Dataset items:
---*---

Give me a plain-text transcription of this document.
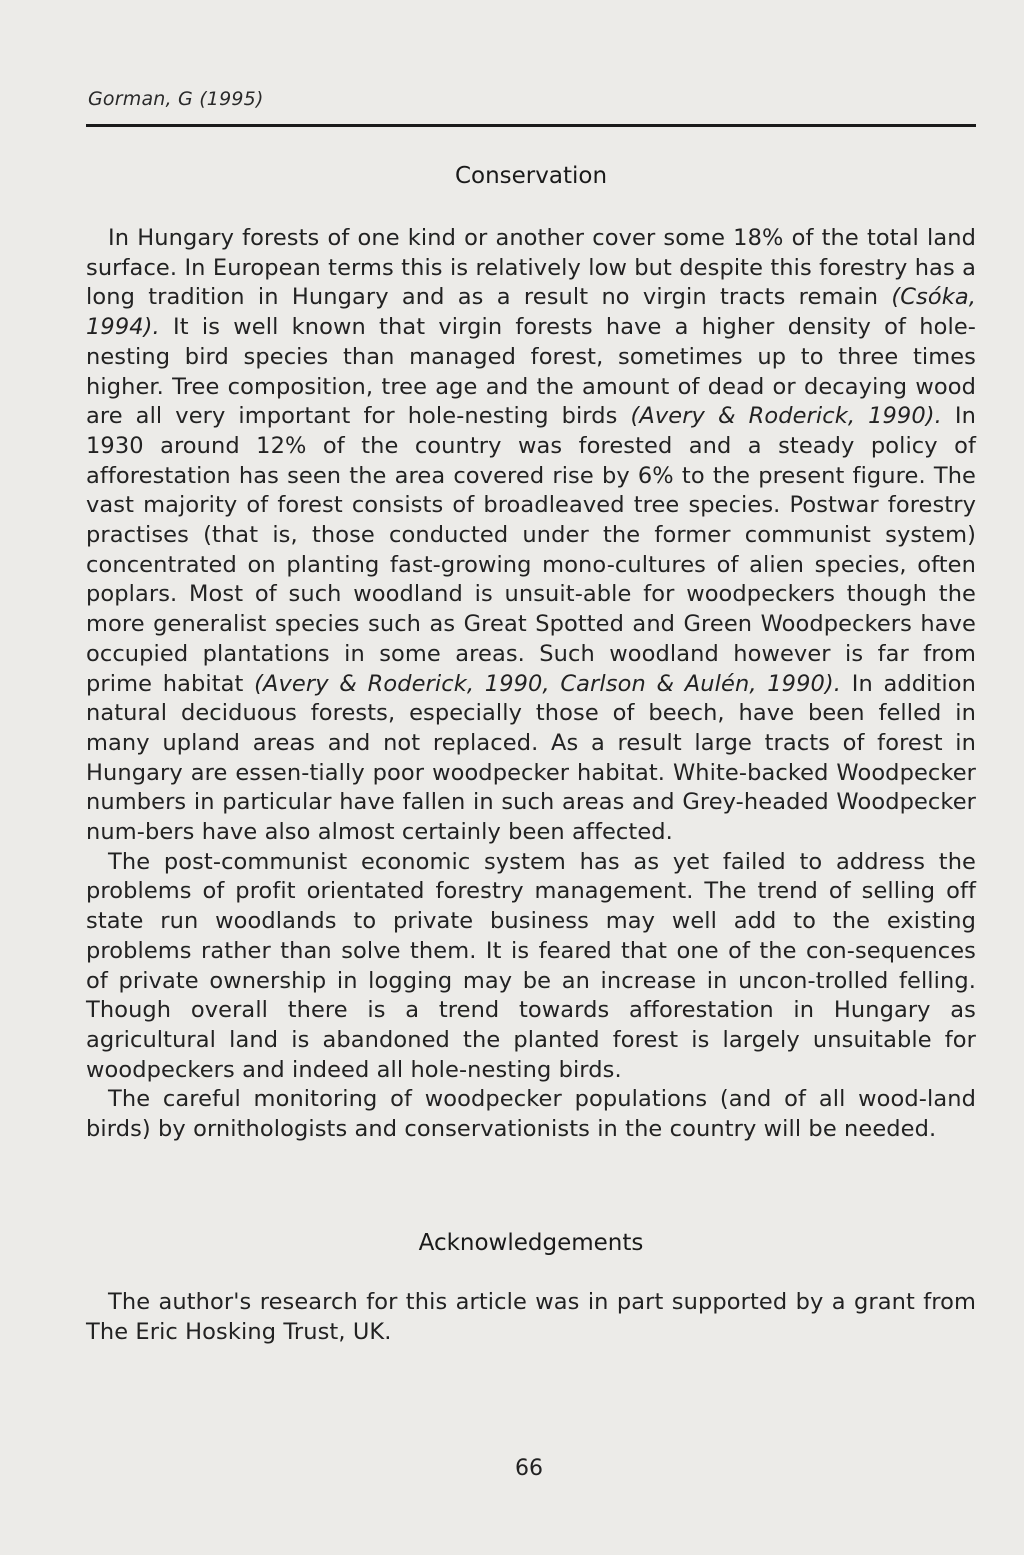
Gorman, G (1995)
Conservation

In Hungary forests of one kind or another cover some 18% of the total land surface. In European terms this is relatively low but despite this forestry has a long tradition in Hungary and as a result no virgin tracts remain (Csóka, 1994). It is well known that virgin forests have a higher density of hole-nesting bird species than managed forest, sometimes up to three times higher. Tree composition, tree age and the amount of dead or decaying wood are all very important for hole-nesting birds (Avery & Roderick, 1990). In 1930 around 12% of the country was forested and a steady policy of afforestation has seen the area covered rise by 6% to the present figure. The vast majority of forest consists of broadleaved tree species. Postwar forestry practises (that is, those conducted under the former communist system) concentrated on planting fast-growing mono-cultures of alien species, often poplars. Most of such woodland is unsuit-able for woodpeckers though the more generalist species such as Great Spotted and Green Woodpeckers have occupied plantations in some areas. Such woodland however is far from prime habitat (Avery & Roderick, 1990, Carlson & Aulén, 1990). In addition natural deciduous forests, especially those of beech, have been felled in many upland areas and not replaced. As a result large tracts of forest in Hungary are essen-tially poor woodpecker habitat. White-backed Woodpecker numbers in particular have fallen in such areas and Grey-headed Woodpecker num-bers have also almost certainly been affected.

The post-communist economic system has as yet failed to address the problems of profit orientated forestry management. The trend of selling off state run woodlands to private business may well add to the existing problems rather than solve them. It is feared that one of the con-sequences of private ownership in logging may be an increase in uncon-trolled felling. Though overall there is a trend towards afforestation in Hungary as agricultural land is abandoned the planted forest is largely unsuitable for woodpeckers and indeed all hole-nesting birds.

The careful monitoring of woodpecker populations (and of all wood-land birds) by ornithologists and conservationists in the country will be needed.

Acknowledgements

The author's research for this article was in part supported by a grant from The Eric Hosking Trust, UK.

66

---*---

• Work to complete
Every line is to be duplicated exactly, though pictures stay out.

• Solution for this task
Give me a plain-text transcription of this document.
Gorman, G (1995)
Conservation

In Hungary forests of one kind or another cover some 18% of the total land surface. In European terms this is relatively low but despite this forestry has a long tradition in Hungary and as a result no virgin tracts remain (Csóka, 1994). It is well known that virgin forests have a higher density of hole-nesting bird species than managed forest, sometimes up to three times higher. Tree composition, tree age and the amount of dead or decaying wood are all very important for hole-nesting birds (Avery & Roderick, 1990). In 1930 around 12% of the country was forested and a steady policy of afforestation has seen the area covered rise by 6% to the present figure. The vast majority of forest consists of broadleaved tree species. Postwar forestry practises (that is, those conducted under the former communist system) concentrated on planting fast-growing mono-cultures of alien species, often poplars. Most of such woodland is unsuit-able for woodpeckers though the more generalist species such as Great Spotted and Green Woodpeckers have occupied plantations in some areas. Such woodland however is far from prime habitat (Avery & Roderick, 1990, Carlson & Aulén, 1990). In addition natural deciduous forests, especially those of beech, have been felled in many upland areas and not replaced. As a result large tracts of forest in Hungary are essen-tially poor woodpecker habitat. White-backed Woodpecker numbers in particular have fallen in such areas and Grey-headed Woodpecker num-bers have also almost certainly been affected.

The post-communist economic system has as yet failed to address the problems of profit orientated forestry management. The trend of selling off state run woodlands to private business may well add to the existing problems rather than solve them. It is feared that one of the con-sequences of private ownership in logging may be an increase in uncon-trolled felling. Though overall there is a trend towards afforestation in Hungary as agricultural land is abandoned the planted forest is largely unsuitable for woodpeckers and indeed all hole-nesting birds.

The careful monitoring of woodpecker populations (and of all wood-land birds) by ornithologists and conservationists in the country will be needed.

Acknowledgements

The author's research for this article was in part supported by a grant from The Eric Hosking Trust, UK.

66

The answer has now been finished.